╭─ LISTED ENTRIES

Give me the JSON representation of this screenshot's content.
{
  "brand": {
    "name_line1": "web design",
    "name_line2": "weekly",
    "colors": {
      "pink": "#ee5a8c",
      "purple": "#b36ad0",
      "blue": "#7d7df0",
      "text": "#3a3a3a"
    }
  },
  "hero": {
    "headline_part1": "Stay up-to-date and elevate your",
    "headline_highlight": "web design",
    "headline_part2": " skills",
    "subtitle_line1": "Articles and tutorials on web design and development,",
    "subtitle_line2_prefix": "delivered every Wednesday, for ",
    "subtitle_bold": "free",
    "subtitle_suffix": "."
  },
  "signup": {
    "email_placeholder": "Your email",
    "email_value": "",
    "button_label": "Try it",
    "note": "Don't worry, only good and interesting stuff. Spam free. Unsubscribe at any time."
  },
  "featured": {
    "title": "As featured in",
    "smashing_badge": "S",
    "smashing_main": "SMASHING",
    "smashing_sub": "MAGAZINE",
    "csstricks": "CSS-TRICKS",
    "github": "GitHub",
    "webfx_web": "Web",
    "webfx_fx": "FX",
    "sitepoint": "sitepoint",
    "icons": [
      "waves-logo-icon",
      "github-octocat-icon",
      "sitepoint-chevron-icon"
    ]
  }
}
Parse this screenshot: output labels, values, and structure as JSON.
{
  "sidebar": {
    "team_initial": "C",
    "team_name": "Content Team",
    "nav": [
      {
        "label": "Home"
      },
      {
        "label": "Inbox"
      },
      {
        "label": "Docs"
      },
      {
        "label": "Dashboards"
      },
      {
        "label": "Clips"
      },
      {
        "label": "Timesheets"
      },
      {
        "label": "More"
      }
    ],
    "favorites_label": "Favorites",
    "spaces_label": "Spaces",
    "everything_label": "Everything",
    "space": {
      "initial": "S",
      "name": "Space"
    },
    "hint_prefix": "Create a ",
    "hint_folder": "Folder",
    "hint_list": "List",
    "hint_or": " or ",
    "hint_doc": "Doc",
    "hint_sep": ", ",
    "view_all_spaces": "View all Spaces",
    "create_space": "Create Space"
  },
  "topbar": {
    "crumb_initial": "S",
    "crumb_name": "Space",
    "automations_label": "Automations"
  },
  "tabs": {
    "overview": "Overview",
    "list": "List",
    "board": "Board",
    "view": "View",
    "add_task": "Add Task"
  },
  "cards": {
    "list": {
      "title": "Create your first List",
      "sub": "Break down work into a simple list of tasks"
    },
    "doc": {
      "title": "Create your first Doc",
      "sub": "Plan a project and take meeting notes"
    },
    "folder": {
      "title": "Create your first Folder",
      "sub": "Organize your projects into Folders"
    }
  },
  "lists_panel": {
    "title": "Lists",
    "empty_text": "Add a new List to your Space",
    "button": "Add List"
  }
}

╰─

» **TASK BRIEF**
Reproduce the records word for word.

» **RIGHT ANSWER**
Give me the JSON representation of this screenshot's content.
{
  "brand": {
    "name_line1": "web design",
    "name_line2": "weekly",
    "colors": {
      "pink": "#ee5a8c",
      "purple": "#b36ad0",
      "blue": "#7d7df0",
      "text": "#3a3a3a"
    }
  },
  "hero": {
    "headline_part1": "Stay up-to-date and elevate your",
    "headline_highlight": "web design",
    "headline_part2": " skills",
    "subtitle_line1": "Articles and tutorials on web design and development,",
    "subtitle_line2_prefix": "delivered every Wednesday, for ",
    "subtitle_bold": "free",
    "subtitle_suffix": "."
  },
  "signup": {
    "email_placeholder": "Your email",
    "email_value": "",
    "button_label": "Try it",
    "note": "Don't worry, only good and interesting stuff. Spam free. Unsubscribe at any time."
  },
  "featured": {
    "title": "As featured in",
    "smashing_badge": "S",
    "smashing_main": "SMASHING",
    "smashing_sub": "MAGAZINE",
    "csstricks": "CSS-TRICKS",
    "github": "GitHub",
    "webfx_web": "Web",
    "webfx_fx": "FX",
    "sitepoint": "sitepoint",
    "icons": [
      "waves-logo-icon",
      "github-octocat-icon",
      "sitepoint-chevron-icon"
    ]
  }
}
Parse this screenshot: output labels, values, and structure as JSON.
{
  "sidebar": {
    "team_initial": "C",
    "team_name": "Content Team",
    "nav": [
      {
        "label": "Home"
      },
      {
        "label": "Inbox"
      },
      {
        "label": "Docs"
      },
      {
        "label": "Dashboards"
      },
      {
        "label": "Clips"
      },
      {
        "label": "Timesheets"
      },
      {
        "label": "More"
      }
    ],
    "favorites_label": "Favorites",
    "spaces_label": "Spaces",
    "everything_label": "Everything",
    "space": {
      "initial": "S",
      "name": "Space"
    },
    "hint_prefix": "Create a ",
    "hint_folder": "Folder",
    "hint_list": "List",
    "hint_or": " or ",
    "hint_doc": "Doc",
    "hint_sep": ", ",
    "view_all_spaces": "View all Spaces",
    "create_space": "Create Space"
  },
  "topbar": {
    "crumb_initial": "S",
    "crumb_name": "Space",
    "automations_label": "Automations"
  },
  "tabs": {
    "overview": "Overview",
    "list": "List",
    "board": "Board",
    "view": "View",
    "add_task": "Add Task"
  },
  "cards": {
    "list": {
      "title": "Create your first List",
      "sub": "Break down work into a simple list of tasks"
    },
    "doc": {
      "title": "Create your first Doc",
      "sub": "Plan a project and take meeting notes"
    },
    "folder": {
      "title": "Create your first Folder",
      "sub": "Organize your projects into Folders"
    }
  },
  "lists_panel": {
    "title": "Lists",
    "empty_text": "Add a new List to your Space",
    "button": "Add List"
  }
}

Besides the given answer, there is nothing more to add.